- **EXERCISE PROMPT**: Determine the count of lines holding "Evolution" and give that count alone.

- **DATA IN THIS EXERCISE**:
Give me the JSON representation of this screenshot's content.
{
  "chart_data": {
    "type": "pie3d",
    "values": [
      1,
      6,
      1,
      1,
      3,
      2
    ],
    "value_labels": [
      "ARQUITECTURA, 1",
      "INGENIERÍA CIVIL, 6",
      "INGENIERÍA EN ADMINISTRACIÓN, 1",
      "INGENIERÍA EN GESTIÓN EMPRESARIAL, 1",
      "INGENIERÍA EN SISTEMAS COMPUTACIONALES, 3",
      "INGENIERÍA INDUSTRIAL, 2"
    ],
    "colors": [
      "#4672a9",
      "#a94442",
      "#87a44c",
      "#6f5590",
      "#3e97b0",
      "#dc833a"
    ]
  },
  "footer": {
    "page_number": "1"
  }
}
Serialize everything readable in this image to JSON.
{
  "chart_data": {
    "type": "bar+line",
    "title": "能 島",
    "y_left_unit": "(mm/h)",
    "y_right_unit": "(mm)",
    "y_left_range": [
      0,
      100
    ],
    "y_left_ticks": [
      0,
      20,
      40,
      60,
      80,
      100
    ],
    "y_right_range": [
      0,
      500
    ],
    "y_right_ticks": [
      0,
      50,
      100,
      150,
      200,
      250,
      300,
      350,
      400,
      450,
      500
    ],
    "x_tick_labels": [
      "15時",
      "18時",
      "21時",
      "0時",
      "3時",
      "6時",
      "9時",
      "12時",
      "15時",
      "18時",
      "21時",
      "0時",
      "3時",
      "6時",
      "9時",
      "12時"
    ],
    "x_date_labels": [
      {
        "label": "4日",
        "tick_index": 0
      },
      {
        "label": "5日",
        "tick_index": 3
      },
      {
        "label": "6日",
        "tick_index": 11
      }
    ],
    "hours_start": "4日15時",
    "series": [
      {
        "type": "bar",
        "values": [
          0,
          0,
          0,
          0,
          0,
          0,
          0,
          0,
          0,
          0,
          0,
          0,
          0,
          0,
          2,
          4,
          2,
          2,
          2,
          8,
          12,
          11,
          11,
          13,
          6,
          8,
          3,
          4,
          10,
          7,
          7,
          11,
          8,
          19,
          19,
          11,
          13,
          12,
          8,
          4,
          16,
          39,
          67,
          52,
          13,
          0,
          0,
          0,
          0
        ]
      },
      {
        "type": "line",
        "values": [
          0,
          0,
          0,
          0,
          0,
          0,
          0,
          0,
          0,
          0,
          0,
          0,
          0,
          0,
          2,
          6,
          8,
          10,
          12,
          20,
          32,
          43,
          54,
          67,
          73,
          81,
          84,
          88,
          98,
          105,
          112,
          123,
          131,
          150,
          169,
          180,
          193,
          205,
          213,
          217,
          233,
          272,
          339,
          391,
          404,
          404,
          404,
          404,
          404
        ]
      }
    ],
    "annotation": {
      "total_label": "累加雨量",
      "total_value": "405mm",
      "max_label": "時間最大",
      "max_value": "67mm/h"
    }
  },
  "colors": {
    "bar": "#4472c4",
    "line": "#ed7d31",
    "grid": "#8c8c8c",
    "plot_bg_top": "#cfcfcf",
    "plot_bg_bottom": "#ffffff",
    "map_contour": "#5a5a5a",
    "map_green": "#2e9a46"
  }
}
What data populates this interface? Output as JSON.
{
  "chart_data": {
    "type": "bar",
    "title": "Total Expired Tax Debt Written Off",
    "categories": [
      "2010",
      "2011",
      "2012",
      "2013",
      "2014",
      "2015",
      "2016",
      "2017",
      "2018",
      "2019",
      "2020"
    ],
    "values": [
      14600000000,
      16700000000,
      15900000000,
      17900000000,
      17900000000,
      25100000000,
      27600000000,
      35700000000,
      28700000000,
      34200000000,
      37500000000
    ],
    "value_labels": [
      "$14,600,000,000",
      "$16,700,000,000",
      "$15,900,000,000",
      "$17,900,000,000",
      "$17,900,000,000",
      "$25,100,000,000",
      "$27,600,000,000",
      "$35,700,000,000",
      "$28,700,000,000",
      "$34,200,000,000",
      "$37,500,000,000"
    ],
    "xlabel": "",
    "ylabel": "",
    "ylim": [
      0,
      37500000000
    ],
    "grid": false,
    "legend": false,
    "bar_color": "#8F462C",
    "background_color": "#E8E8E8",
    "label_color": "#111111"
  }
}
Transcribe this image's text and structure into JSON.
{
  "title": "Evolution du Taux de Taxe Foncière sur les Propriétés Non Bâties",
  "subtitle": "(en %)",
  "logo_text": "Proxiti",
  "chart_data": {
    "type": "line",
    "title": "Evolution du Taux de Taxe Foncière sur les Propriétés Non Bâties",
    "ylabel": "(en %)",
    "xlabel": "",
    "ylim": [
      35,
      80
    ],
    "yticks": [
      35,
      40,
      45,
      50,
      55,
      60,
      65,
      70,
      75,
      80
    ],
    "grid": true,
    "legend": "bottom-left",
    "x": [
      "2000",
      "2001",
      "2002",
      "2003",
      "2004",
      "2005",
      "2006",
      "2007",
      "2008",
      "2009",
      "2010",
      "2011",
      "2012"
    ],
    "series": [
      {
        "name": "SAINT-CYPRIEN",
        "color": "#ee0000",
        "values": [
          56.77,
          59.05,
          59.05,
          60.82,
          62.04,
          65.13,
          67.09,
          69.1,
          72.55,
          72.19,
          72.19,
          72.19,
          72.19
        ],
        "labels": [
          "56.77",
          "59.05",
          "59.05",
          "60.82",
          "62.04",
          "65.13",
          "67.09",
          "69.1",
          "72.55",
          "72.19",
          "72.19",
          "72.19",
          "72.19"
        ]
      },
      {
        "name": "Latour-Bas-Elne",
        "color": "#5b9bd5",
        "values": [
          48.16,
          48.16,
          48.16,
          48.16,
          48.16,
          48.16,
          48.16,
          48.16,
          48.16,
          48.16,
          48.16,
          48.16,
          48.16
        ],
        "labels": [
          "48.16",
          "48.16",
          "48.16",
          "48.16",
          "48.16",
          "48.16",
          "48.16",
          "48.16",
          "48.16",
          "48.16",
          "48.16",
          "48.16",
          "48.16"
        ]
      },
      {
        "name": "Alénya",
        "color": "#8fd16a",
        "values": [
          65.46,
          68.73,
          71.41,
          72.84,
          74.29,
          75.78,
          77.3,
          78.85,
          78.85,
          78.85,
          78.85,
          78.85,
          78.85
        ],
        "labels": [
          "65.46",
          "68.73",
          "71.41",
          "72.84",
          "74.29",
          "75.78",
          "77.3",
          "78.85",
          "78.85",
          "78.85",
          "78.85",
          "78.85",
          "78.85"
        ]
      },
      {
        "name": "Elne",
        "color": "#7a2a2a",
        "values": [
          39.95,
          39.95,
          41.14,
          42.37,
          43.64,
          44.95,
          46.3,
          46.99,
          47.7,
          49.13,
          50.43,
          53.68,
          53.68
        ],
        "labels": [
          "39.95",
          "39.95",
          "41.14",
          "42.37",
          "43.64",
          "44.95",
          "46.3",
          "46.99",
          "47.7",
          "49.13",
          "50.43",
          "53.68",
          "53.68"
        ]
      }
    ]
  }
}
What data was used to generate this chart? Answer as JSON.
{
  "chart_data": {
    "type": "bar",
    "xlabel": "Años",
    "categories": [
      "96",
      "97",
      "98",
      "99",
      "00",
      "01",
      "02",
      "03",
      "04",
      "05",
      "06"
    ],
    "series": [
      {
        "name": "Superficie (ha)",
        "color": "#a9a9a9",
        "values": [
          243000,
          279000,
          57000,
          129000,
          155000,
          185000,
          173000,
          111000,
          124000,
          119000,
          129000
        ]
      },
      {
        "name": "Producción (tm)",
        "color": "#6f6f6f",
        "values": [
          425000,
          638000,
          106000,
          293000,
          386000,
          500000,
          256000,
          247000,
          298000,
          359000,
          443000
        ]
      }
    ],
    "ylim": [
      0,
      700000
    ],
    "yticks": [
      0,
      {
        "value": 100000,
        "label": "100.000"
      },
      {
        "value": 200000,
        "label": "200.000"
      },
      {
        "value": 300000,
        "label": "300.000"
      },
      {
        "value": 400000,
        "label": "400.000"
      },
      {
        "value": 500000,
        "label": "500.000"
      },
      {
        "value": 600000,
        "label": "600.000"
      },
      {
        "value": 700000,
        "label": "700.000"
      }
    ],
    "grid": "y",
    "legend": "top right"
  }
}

- **REPLY**: 2